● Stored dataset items
# # # #

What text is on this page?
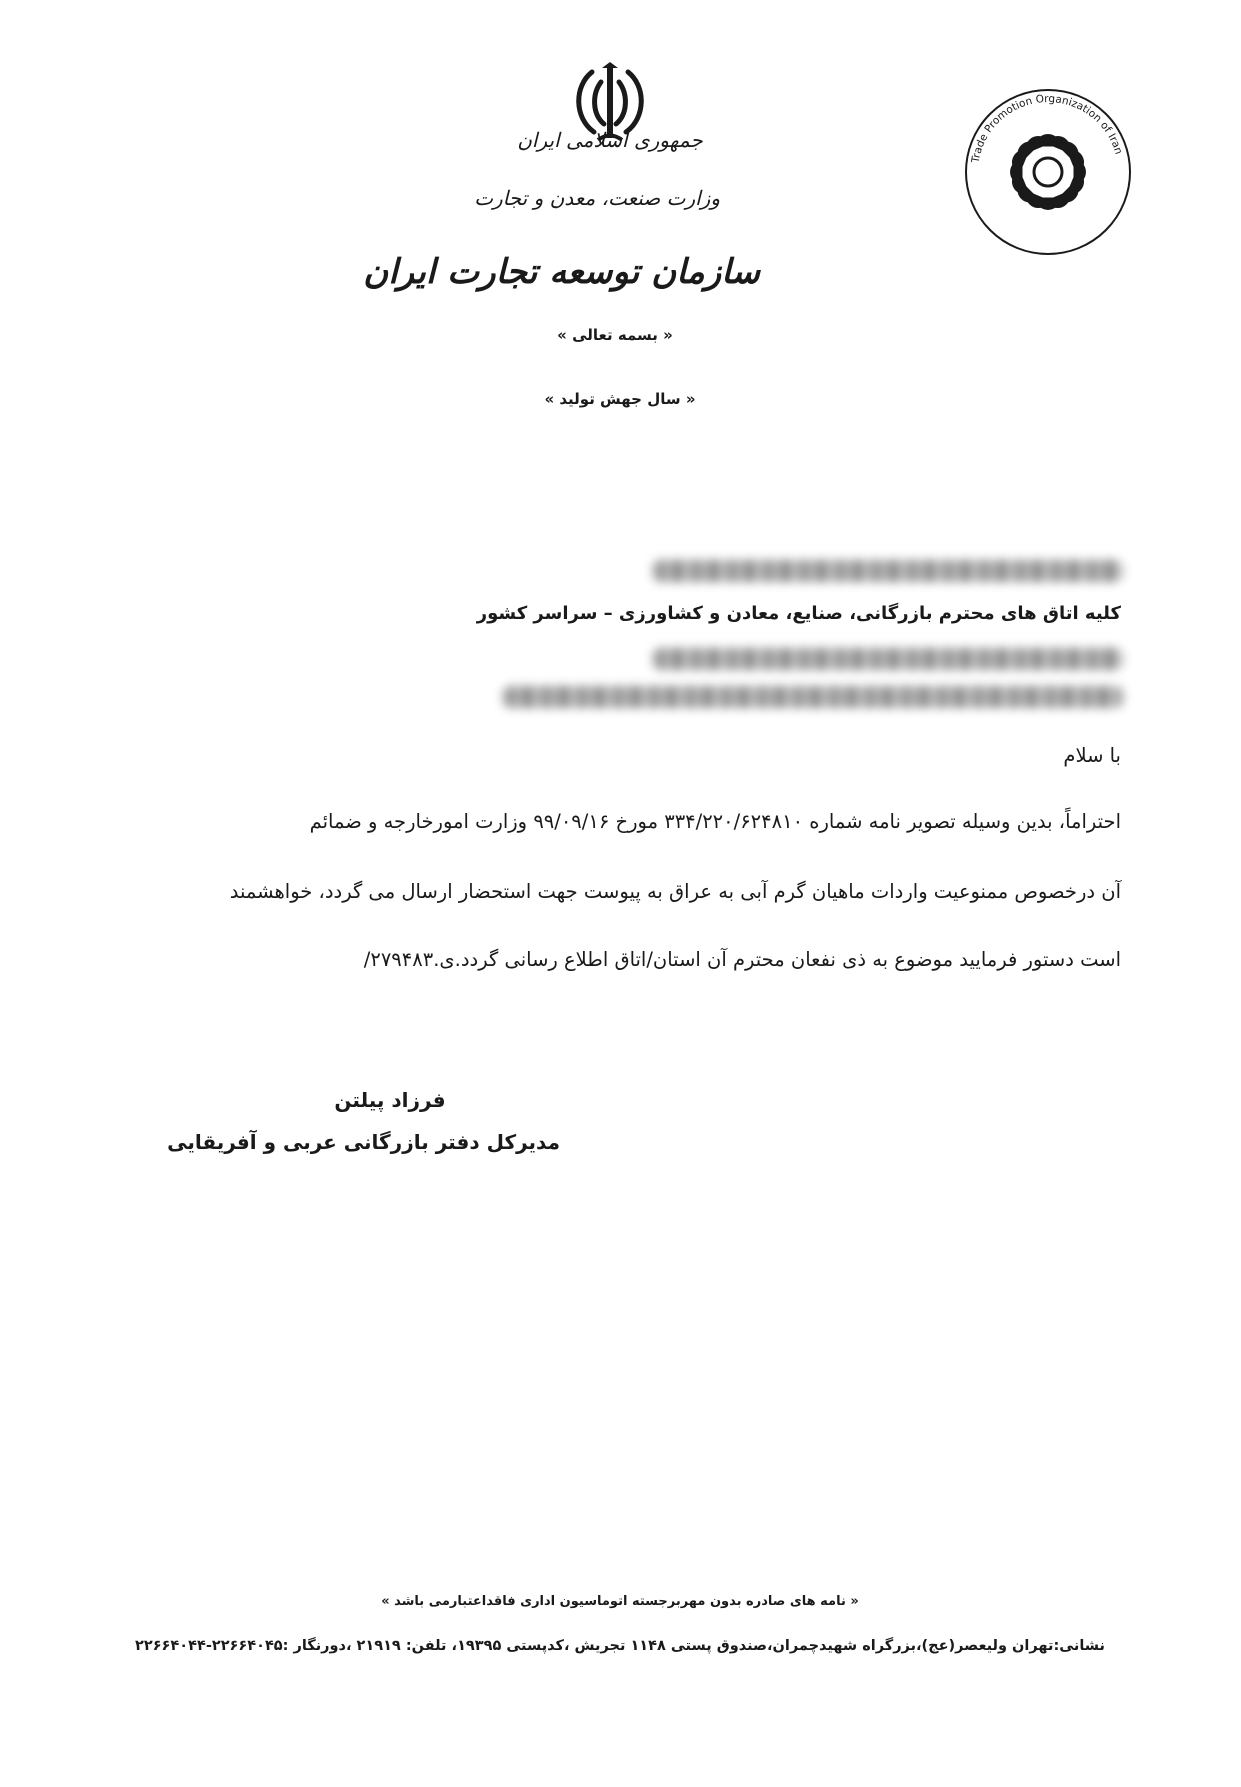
جمهوری اسلامی ایران
وزارت صنعت، معدن و تجارت
سازمان توسعه تجارت ایران
« بسمه تعالی »
« سال جهش تولید »
Trade Promotion Organization of Iran
کلیه اتاق های محترم بازرگانی، صنایع، معادن و کشاورزی – سراسر کشور
با سلام
احتراماً، بدین وسیله تصویر نامه شماره ۳۳۴/۲۲۰/۶۲۴۸۱۰ مورخ ۹۹/۰۹/۱۶ وزارت امورخارجه و ضمائم
آن درخصوص ممنوعیت واردات ماهیان گرم آبی به عراق به پیوست جهت استحضار ارسال می گردد، خواهشمند
است دستور فرمایید موضوع به ذی نفعان محترم آن استان/اتاق اطلاع رسانی گردد.ی.۲۷۹۴۸۳/
فرزاد پیلتن
مدیرکل دفتر بازرگانی عربی و آفریقایی
« نامه های صادره بدون مهربرجسته اتوماسیون اداری فاقداعتبارمی باشد »
نشانی:تهران ولیعصر(عج)،بزرگراه شهیدچمران،صندوق پستی ۱۱۴۸ تجریش ،کدپستی ۱۹۳۹۵، تلفن: ۲۱۹۱۹ ،دورنگار :۲۲۶۶۴۰۴۵-۲۲۶۶۴۰۴۴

# # # #

● Required work
Of the lines above, how many contain the word "ایران"? Provide the number and nothing else.

● Result below
2